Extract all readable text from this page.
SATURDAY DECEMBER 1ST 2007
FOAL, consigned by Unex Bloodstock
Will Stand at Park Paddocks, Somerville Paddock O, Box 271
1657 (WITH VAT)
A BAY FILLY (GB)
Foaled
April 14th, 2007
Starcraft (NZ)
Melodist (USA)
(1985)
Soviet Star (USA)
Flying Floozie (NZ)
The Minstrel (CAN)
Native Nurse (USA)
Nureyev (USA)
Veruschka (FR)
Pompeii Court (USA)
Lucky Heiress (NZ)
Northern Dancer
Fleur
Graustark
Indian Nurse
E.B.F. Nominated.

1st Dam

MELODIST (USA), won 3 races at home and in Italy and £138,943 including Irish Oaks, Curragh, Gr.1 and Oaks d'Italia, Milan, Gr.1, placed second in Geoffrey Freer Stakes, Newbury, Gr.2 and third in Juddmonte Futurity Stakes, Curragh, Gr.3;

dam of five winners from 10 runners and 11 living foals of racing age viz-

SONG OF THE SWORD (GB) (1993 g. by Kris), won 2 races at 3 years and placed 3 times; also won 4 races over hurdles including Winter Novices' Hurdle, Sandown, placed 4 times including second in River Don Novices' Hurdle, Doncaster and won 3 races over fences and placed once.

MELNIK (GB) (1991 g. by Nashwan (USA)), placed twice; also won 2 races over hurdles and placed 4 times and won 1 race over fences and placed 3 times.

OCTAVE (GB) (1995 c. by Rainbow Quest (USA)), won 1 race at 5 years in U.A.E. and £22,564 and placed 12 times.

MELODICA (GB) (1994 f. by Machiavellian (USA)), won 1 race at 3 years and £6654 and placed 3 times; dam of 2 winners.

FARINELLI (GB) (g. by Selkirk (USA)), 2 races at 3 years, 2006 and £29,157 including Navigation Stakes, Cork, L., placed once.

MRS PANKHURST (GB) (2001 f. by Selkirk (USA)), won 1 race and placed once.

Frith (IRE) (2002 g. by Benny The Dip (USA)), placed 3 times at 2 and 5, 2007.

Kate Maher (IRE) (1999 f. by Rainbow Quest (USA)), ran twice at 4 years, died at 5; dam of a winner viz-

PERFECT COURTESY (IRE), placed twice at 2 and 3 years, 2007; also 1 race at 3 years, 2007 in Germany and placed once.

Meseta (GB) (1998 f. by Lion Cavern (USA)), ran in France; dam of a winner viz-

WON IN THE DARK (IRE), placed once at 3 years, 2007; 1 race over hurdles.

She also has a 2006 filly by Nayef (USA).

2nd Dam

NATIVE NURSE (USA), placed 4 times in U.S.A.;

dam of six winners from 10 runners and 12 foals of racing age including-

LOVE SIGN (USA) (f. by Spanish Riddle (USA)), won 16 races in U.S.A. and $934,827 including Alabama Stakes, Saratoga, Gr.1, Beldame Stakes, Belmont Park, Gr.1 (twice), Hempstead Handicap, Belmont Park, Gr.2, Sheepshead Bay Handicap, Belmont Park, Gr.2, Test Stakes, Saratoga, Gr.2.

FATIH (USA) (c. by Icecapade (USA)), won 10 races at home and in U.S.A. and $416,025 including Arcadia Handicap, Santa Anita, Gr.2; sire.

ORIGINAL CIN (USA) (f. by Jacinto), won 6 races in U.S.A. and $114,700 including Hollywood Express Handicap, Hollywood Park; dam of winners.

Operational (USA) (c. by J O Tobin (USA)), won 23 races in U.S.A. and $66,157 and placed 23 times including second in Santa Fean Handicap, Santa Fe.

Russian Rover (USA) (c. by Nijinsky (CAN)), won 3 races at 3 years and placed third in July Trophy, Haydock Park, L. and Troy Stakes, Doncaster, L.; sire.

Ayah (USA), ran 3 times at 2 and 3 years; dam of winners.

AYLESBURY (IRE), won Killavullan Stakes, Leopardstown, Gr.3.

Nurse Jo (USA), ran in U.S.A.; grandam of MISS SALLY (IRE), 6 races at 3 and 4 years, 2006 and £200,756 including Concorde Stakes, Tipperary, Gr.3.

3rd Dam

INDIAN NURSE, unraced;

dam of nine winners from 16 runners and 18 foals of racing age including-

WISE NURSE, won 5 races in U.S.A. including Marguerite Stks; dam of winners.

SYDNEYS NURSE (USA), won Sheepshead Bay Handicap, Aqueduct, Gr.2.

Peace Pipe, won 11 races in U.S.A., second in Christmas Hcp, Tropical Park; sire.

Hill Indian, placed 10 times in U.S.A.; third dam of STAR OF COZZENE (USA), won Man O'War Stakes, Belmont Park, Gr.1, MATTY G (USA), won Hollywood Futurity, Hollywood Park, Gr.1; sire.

▸ WRITTEN REQUEST:
Print all of the entries again, exactly as written.

▸ WRITTEN ANSWER:
Extract all readable text from this page.
SATURDAY DECEMBER 1ST 2007
FOAL, consigned by Unex Bloodstock
Will Stand at Park Paddocks, Somerville Paddock O, Box 271
1657 (WITH VAT)
A BAY FILLY (GB)
Foaled
April 14th, 2007
Starcraft (NZ)
Melodist (USA)
(1985)
Soviet Star (USA)
Flying Floozie (NZ)
The Minstrel (CAN)
Native Nurse (USA)
Nureyev (USA)
Veruschka (FR)
Pompeii Court (USA)
Lucky Heiress (NZ)
Northern Dancer
Fleur
Graustark
Indian Nurse
E.B.F. Nominated.

1st Dam

MELODIST (USA), won 3 races at home and in Italy and £138,943 including Irish Oaks, Curragh, Gr.1 and Oaks d'Italia, Milan, Gr.1, placed second in Geoffrey Freer Stakes, Newbury, Gr.2 and third in Juddmonte Futurity Stakes, Curragh, Gr.3;

dam of five winners from 10 runners and 11 living foals of racing age viz-

SONG OF THE SWORD (GB) (1993 g. by Kris), won 2 races at 3 years and placed 3 times; also won 4 races over hurdles including Winter Novices' Hurdle, Sandown, placed 4 times including second in River Don Novices' Hurdle, Doncaster and won 3 races over fences and placed once.

MELNIK (GB) (1991 g. by Nashwan (USA)), placed twice; also won 2 races over hurdles and placed 4 times and won 1 race over fences and placed 3 times.

OCTAVE (GB) (1995 c. by Rainbow Quest (USA)), won 1 race at 5 years in U.A.E. and £22,564 and placed 12 times.

MELODICA (GB) (1994 f. by Machiavellian (USA)), won 1 race at 3 years and £6654 and placed 3 times; dam of 2 winners.

FARINELLI (GB) (g. by Selkirk (USA)), 2 races at 3 years, 2006 and £29,157 including Navigation Stakes, Cork, L., placed once.

MRS PANKHURST (GB) (2001 f. by Selkirk (USA)), won 1 race and placed once.

Frith (IRE) (2002 g. by Benny The Dip (USA)), placed 3 times at 2 and 5, 2007.

Kate Maher (IRE) (1999 f. by Rainbow Quest (USA)), ran twice at 4 years, died at 5; dam of a winner viz-

PERFECT COURTESY (IRE), placed twice at 2 and 3 years, 2007; also 1 race at 3 years, 2007 in Germany and placed once.

Meseta (GB) (1998 f. by Lion Cavern (USA)), ran in France; dam of a winner viz-

WON IN THE DARK (IRE), placed once at 3 years, 2007; 1 race over hurdles.

She also has a 2006 filly by Nayef (USA).

2nd Dam

NATIVE NURSE (USA), placed 4 times in U.S.A.;

dam of six winners from 10 runners and 12 foals of racing age including-

LOVE SIGN (USA) (f. by Spanish Riddle (USA)), won 16 races in U.S.A. and $934,827 including Alabama Stakes, Saratoga, Gr.1, Beldame Stakes, Belmont Park, Gr.1 (twice), Hempstead Handicap, Belmont Park, Gr.2, Sheepshead Bay Handicap, Belmont Park, Gr.2, Test Stakes, Saratoga, Gr.2.

FATIH (USA) (c. by Icecapade (USA)), won 10 races at home and in U.S.A. and $416,025 including Arcadia Handicap, Santa Anita, Gr.2; sire.

ORIGINAL CIN (USA) (f. by Jacinto), won 6 races in U.S.A. and $114,700 including Hollywood Express Handicap, Hollywood Park; dam of winners.

Operational (USA) (c. by J O Tobin (USA)), won 23 races in U.S.A. and $66,157 and placed 23 times including second in Santa Fean Handicap, Santa Fe.

Russian Rover (USA) (c. by Nijinsky (CAN)), won 3 races at 3 years and placed third in July Trophy, Haydock Park, L. and Troy Stakes, Doncaster, L.; sire.

Ayah (USA), ran 3 times at 2 and 3 years; dam of winners.

AYLESBURY (IRE), won Killavullan Stakes, Leopardstown, Gr.3.

Nurse Jo (USA), ran in U.S.A.; grandam of MISS SALLY (IRE), 6 races at 3 and 4 years, 2006 and £200,756 including Concorde Stakes, Tipperary, Gr.3.

3rd Dam

INDIAN NURSE, unraced;

dam of nine winners from 16 runners and 18 foals of racing age including-

WISE NURSE, won 5 races in U.S.A. including Marguerite Stks; dam of winners.

SYDNEYS NURSE (USA), won Sheepshead Bay Handicap, Aqueduct, Gr.2.

Peace Pipe, won 11 races in U.S.A., second in Christmas Hcp, Tropical Park; sire.

Hill Indian, placed 10 times in U.S.A.; third dam of STAR OF COZZENE (USA), won Man O'War Stakes, Belmont Park, Gr.1, MATTY G (USA), won Hollywood Futurity, Hollywood Park, Gr.1; sire.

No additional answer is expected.